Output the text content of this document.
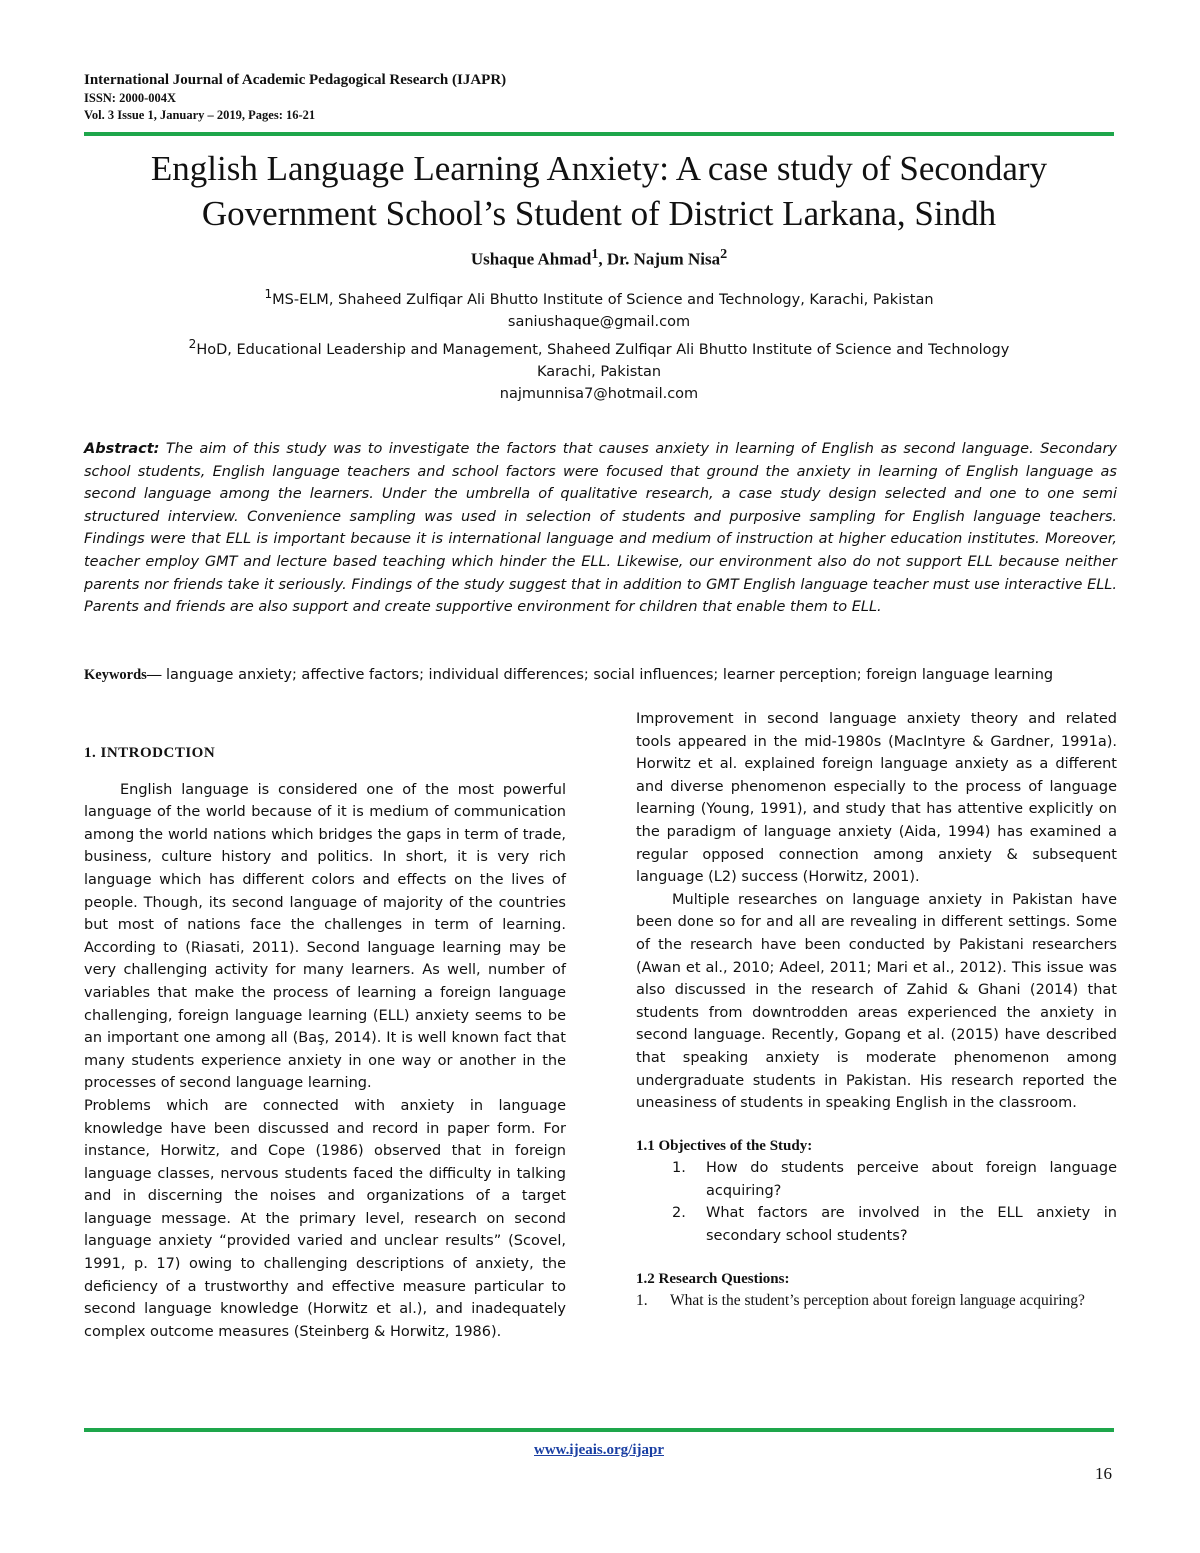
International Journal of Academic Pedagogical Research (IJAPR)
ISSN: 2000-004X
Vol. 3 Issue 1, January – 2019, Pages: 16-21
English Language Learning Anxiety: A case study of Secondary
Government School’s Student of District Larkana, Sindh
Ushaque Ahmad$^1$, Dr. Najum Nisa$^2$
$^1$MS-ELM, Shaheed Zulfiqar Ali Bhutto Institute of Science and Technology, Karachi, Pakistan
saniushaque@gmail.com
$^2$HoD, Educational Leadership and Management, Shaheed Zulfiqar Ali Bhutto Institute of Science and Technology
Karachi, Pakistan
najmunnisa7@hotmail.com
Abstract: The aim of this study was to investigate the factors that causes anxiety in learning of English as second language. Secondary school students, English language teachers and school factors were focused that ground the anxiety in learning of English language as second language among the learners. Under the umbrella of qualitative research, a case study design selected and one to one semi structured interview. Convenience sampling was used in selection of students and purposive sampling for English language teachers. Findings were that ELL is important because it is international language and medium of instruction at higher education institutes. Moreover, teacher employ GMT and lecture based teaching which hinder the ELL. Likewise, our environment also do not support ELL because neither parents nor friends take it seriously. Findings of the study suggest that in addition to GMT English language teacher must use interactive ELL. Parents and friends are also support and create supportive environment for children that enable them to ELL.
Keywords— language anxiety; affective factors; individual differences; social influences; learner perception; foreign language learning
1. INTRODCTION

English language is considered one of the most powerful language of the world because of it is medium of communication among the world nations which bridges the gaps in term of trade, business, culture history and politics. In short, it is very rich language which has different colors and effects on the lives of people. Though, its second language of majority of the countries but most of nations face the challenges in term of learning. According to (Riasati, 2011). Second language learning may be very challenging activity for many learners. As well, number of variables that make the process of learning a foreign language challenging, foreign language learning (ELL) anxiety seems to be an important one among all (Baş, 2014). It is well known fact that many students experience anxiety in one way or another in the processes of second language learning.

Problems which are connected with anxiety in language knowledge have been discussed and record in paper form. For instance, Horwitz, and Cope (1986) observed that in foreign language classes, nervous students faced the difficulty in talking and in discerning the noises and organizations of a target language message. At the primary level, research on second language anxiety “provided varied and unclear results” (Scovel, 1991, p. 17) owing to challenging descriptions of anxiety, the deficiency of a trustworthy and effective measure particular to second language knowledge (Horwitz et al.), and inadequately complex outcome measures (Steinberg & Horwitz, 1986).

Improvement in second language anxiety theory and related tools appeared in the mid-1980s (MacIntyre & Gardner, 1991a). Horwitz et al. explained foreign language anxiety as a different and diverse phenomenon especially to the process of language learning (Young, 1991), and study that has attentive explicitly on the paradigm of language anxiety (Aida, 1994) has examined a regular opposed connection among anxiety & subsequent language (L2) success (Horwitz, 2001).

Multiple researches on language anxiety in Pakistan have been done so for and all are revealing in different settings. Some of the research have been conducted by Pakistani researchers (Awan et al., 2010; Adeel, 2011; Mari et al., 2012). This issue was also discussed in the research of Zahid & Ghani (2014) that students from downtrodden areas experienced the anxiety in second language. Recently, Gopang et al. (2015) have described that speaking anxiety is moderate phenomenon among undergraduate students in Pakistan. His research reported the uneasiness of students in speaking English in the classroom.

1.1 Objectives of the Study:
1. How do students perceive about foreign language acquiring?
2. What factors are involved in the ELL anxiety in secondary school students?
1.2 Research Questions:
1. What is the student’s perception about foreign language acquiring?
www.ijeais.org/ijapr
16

▬▬▬

Stated goal: In the records above, how many lines contain the word "Bhutto"? Give the number alone.

Response to this task: 2